[Data records]
Begin

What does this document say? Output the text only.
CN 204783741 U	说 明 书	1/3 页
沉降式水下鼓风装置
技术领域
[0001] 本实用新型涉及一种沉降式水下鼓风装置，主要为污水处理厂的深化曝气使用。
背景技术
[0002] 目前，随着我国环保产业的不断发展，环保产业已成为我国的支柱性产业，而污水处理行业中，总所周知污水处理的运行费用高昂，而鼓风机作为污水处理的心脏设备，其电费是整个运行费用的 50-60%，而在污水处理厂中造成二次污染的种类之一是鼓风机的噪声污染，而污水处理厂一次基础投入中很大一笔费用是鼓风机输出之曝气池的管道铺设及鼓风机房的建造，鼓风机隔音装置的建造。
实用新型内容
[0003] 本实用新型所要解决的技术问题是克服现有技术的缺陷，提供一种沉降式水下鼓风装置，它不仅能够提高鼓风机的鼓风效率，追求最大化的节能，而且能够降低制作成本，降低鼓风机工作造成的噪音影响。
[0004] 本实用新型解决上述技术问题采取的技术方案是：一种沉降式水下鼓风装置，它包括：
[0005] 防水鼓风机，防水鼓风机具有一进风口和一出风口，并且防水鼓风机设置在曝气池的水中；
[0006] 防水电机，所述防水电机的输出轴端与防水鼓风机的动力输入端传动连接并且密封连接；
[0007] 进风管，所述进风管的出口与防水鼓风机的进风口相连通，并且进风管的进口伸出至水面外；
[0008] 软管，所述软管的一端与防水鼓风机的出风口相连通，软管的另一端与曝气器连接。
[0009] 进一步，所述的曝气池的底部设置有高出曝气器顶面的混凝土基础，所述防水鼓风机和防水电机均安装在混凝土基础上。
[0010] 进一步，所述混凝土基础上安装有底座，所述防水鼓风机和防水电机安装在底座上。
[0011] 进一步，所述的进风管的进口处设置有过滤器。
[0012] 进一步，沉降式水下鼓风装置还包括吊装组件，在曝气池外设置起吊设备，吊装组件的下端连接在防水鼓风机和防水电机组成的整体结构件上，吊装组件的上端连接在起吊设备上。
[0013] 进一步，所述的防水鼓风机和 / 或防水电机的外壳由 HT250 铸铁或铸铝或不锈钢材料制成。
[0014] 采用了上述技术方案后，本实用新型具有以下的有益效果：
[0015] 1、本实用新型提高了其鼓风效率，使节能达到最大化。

End

EXERCISE OBJECTIVE
Each entry above needs to be retyped exactly.

EXPECTED ANSWER
What does this document say? Output the text only.
CN 204783741 U	说 明 书	1/3 页
沉降式水下鼓风装置
技术领域
[0001] 本实用新型涉及一种沉降式水下鼓风装置，主要为污水处理厂的深化曝气使用。
背景技术
[0002] 目前，随着我国环保产业的不断发展，环保产业已成为我国的支柱性产业，而污水处理行业中，总所周知污水处理的运行费用高昂，而鼓风机作为污水处理的心脏设备，其电费是整个运行费用的 50-60%，而在污水处理厂中造成二次污染的种类之一是鼓风机的噪声污染，而污水处理厂一次基础投入中很大一笔费用是鼓风机输出之曝气池的管道铺设及鼓风机房的建造，鼓风机隔音装置的建造。
实用新型内容
[0003] 本实用新型所要解决的技术问题是克服现有技术的缺陷，提供一种沉降式水下鼓风装置，它不仅能够提高鼓风机的鼓风效率，追求最大化的节能，而且能够降低制作成本，降低鼓风机工作造成的噪音影响。
[0004] 本实用新型解决上述技术问题采取的技术方案是：一种沉降式水下鼓风装置，它包括：
[0005] 防水鼓风机，防水鼓风机具有一进风口和一出风口，并且防水鼓风机设置在曝气池的水中；
[0006] 防水电机，所述防水电机的输出轴端与防水鼓风机的动力输入端传动连接并且密封连接；
[0007] 进风管，所述进风管的出口与防水鼓风机的进风口相连通，并且进风管的进口伸出至水面外；
[0008] 软管，所述软管的一端与防水鼓风机的出风口相连通，软管的另一端与曝气器连接。
[0009] 进一步，所述的曝气池的底部设置有高出曝气器顶面的混凝土基础，所述防水鼓风机和防水电机均安装在混凝土基础上。
[0010] 进一步，所述混凝土基础上安装有底座，所述防水鼓风机和防水电机安装在底座上。
[0011] 进一步，所述的进风管的进口处设置有过滤器。
[0012] 进一步，沉降式水下鼓风装置还包括吊装组件，在曝气池外设置起吊设备，吊装组件的下端连接在防水鼓风机和防水电机组成的整体结构件上，吊装组件的上端连接在起吊设备上。
[0013] 进一步，所述的防水鼓风机和 / 或防水电机的外壳由 HT250 铸铁或铸铝或不锈钢材料制成。
[0014] 采用了上述技术方案后，本实用新型具有以下的有益效果：
[0015] 1、本实用新型提高了其鼓风效率，使节能达到最大化。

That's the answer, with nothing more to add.